# Stated task
Give the data again exactly as written, skipping any pictures.

Dataset records start

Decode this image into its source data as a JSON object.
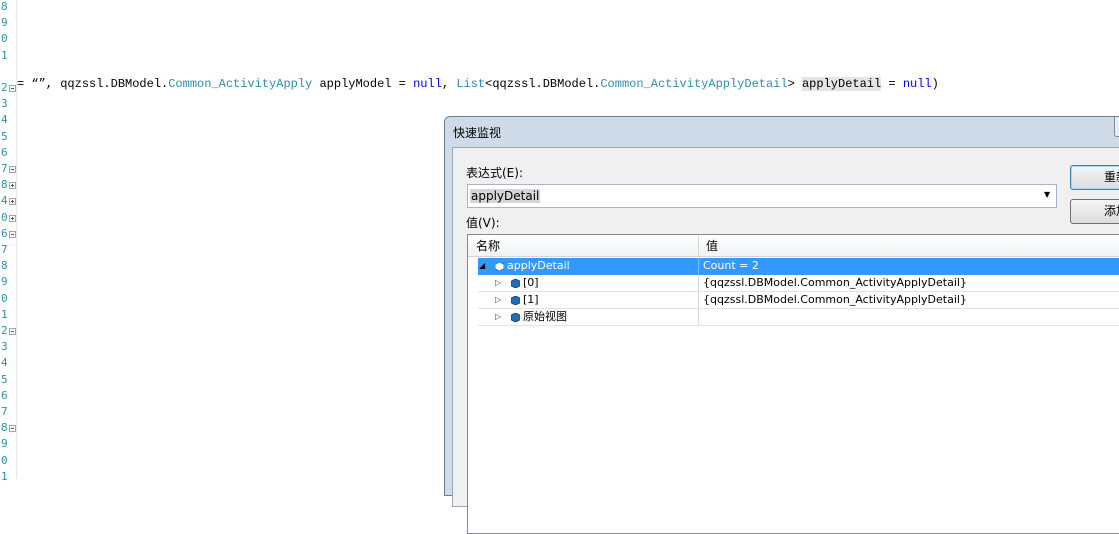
{
  "editor": {
    "line_numbers": [
      "8",
      "9",
      "0",
      "1",
      "",
      "2",
      "3",
      "4",
      "5",
      "6",
      "7",
      "8",
      "4",
      "0",
      "6",
      "7",
      "8",
      "9",
      "0",
      "1",
      "2",
      "3",
      "4",
      "5",
      "6",
      "7",
      "8",
      "9",
      "0",
      "1"
    ],
    "code_tokens": [
      {
        "text": "= “",
        "cls": ""
      },
      {
        "text": "”, qqzssl.DBModel.",
        "cls": ""
      },
      {
        "text": "Common_ActivityApply",
        "cls": "ty"
      },
      {
        "text": " applyModel = ",
        "cls": ""
      },
      {
        "text": "null",
        "cls": "kw"
      },
      {
        "text": ", ",
        "cls": ""
      },
      {
        "text": "List",
        "cls": "ty"
      },
      {
        "text": "<qqzssl.DBModel.",
        "cls": ""
      },
      {
        "text": "Common_ActivityApplyDetail",
        "cls": "ty"
      },
      {
        "text": "> ",
        "cls": ""
      },
      {
        "text": "applyDetail",
        "cls": "hl"
      },
      {
        "text": " = ",
        "cls": ""
      },
      {
        "text": "null",
        "cls": "kw"
      },
      {
        "text": ")",
        "cls": ""
      }
    ]
  },
  "dialog": {
    "title": "快速监视",
    "expression_label": "表达式(E):",
    "expression_value": "applyDetail",
    "value_label": "值(V):",
    "reevaluate_button": "重新计算(R)",
    "add_watch_button": "添加监视(W)",
    "columns": [
      "名称",
      "值"
    ],
    "rows": [
      {
        "name": "applyDetail",
        "value": "Count = 2",
        "level": 0,
        "expanded": true,
        "selected": true
      },
      {
        "name": "[0]",
        "value": "{qqzssl.DBModel.Common_ActivityApplyDetail}",
        "level": 1,
        "expanded": false,
        "selected": false
      },
      {
        "name": "[1]",
        "value": "{qqzssl.DBModel.Common_ActivityApplyDetail}",
        "level": 1,
        "expanded": false,
        "selected": false
      },
      {
        "name": "原始视图",
        "value": "",
        "level": 1,
        "expanded": false,
        "selected": false
      }
    ]
  }
}
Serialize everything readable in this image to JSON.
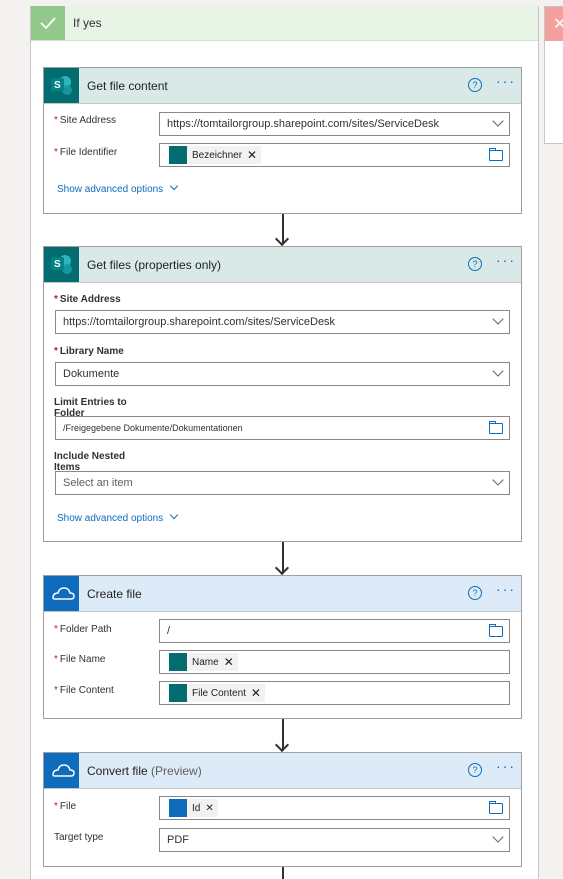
{
  "branch": {
    "title": "If yes"
  },
  "actions": {
    "get_file_content": {
      "title": "Get file content",
      "site_label": "Site Address",
      "site_value": "https://tomtailorgroup.sharepoint.com/sites/ServiceDesk",
      "file_id_label": "File Identifier",
      "file_id_token": "Bezeichner",
      "advanced": "Show advanced options"
    },
    "get_files": {
      "title": "Get files (properties only)",
      "site_label": "Site Address",
      "site_value": "https://tomtailorgroup.sharepoint.com/sites/ServiceDesk",
      "library_label": "Library Name",
      "library_value": "Dokumente",
      "limit_label_1": "Limit Entries to",
      "limit_label_2": "Folder",
      "limit_value": "/Freigegebene Dokumente/Dokumentationen",
      "nested_label_1": "Include Nested",
      "nested_label_2": "Items",
      "nested_placeholder": "Select an item",
      "advanced": "Show advanced options"
    },
    "create_file": {
      "title": "Create file",
      "folder_label": "Folder Path",
      "folder_value": "/",
      "name_label": "File Name",
      "name_token": "Name",
      "content_label": "File Content",
      "content_token": "File Content"
    },
    "convert_file": {
      "title": "Convert file",
      "title_suffix": "(Preview)",
      "file_label": "File",
      "file_token": "Id",
      "target_label": "Target type",
      "target_value": "PDF"
    }
  },
  "common": {
    "help": "?",
    "more": "···",
    "remove": "✕",
    "required": "*"
  },
  "icons": {
    "sharepoint": "sharepoint-icon",
    "onedrive": "onedrive-icon",
    "check": "check-icon",
    "folder": "folder-icon",
    "chevron": "chevron-down-icon",
    "close": "close-icon"
  },
  "colors": {
    "sharepoint": "#036c70",
    "onedrive": "#0f6cbd",
    "link": "#0f6cbd",
    "yes_branch": "#92c98b",
    "no_branch": "#f4a09c"
  }
}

Dataset records end

# Response for this exercise
Decode this image into its source data as a JSON object.
{
  "editor": {
    "line_numbers": [
      "8",
      "9",
      "0",
      "1",
      "",
      "2",
      "3",
      "4",
      "5",
      "6",
      "7",
      "8",
      "4",
      "0",
      "6",
      "7",
      "8",
      "9",
      "0",
      "1",
      "2",
      "3",
      "4",
      "5",
      "6",
      "7",
      "8",
      "9",
      "0",
      "1"
    ],
    "code_tokens": [
      {
        "text": "= “",
        "cls": ""
      },
      {
        "text": "”, qqzssl.DBModel.",
        "cls": ""
      },
      {
        "text": "Common_ActivityApply",
        "cls": "ty"
      },
      {
        "text": " applyModel = ",
        "cls": ""
      },
      {
        "text": "null",
        "cls": "kw"
      },
      {
        "text": ", ",
        "cls": ""
      },
      {
        "text": "List",
        "cls": "ty"
      },
      {
        "text": "<qqzssl.DBModel.",
        "cls": ""
      },
      {
        "text": "Common_ActivityApplyDetail",
        "cls": "ty"
      },
      {
        "text": "> ",
        "cls": ""
      },
      {
        "text": "applyDetail",
        "cls": "hl"
      },
      {
        "text": " = ",
        "cls": ""
      },
      {
        "text": "null",
        "cls": "kw"
      },
      {
        "text": ")",
        "cls": ""
      }
    ]
  },
  "dialog": {
    "title": "快速监视",
    "expression_label": "表达式(E):",
    "expression_value": "applyDetail",
    "value_label": "值(V):",
    "reevaluate_button": "重新计算(R)",
    "add_watch_button": "添加监视(W)",
    "columns": [
      "名称",
      "值"
    ],
    "rows": [
      {
        "name": "applyDetail",
        "value": "Count = 2",
        "level": 0,
        "expanded": true,
        "selected": true
      },
      {
        "name": "[0]",
        "value": "{qqzssl.DBModel.Common_ActivityApplyDetail}",
        "level": 1,
        "expanded": false,
        "selected": false
      },
      {
        "name": "[1]",
        "value": "{qqzssl.DBModel.Common_ActivityApplyDetail}",
        "level": 1,
        "expanded": false,
        "selected": false
      },
      {
        "name": "原始视图",
        "value": "",
        "level": 1,
        "expanded": false,
        "selected": false
      }
    ]
  }
}
Serialize everything readable in this image to JSON.
{
  "branch": {
    "title": "If yes"
  },
  "actions": {
    "get_file_content": {
      "title": "Get file content",
      "site_label": "Site Address",
      "site_value": "https://tomtailorgroup.sharepoint.com/sites/ServiceDesk",
      "file_id_label": "File Identifier",
      "file_id_token": "Bezeichner",
      "advanced": "Show advanced options"
    },
    "get_files": {
      "title": "Get files (properties only)",
      "site_label": "Site Address",
      "site_value": "https://tomtailorgroup.sharepoint.com/sites/ServiceDesk",
      "library_label": "Library Name",
      "library_value": "Dokumente",
      "limit_label_1": "Limit Entries to",
      "limit_label_2": "Folder",
      "limit_value": "/Freigegebene Dokumente/Dokumentationen",
      "nested_label_1": "Include Nested",
      "nested_label_2": "Items",
      "nested_placeholder": "Select an item",
      "advanced": "Show advanced options"
    },
    "create_file": {
      "title": "Create file",
      "folder_label": "Folder Path",
      "folder_value": "/",
      "name_label": "File Name",
      "name_token": "Name",
      "content_label": "File Content",
      "content_token": "File Content"
    },
    "convert_file": {
      "title": "Convert file",
      "title_suffix": "(Preview)",
      "file_label": "File",
      "file_token": "Id",
      "target_label": "Target type",
      "target_value": "PDF"
    }
  },
  "common": {
    "help": "?",
    "more": "···",
    "remove": "✕",
    "required": "*"
  },
  "icons": {
    "sharepoint": "sharepoint-icon",
    "onedrive": "onedrive-icon",
    "check": "check-icon",
    "folder": "folder-icon",
    "chevron": "chevron-down-icon",
    "close": "close-icon"
  },
  "colors": {
    "sharepoint": "#036c70",
    "onedrive": "#0f6cbd",
    "link": "#0f6cbd",
    "yes_branch": "#92c98b",
    "no_branch": "#f4a09c"
  }
}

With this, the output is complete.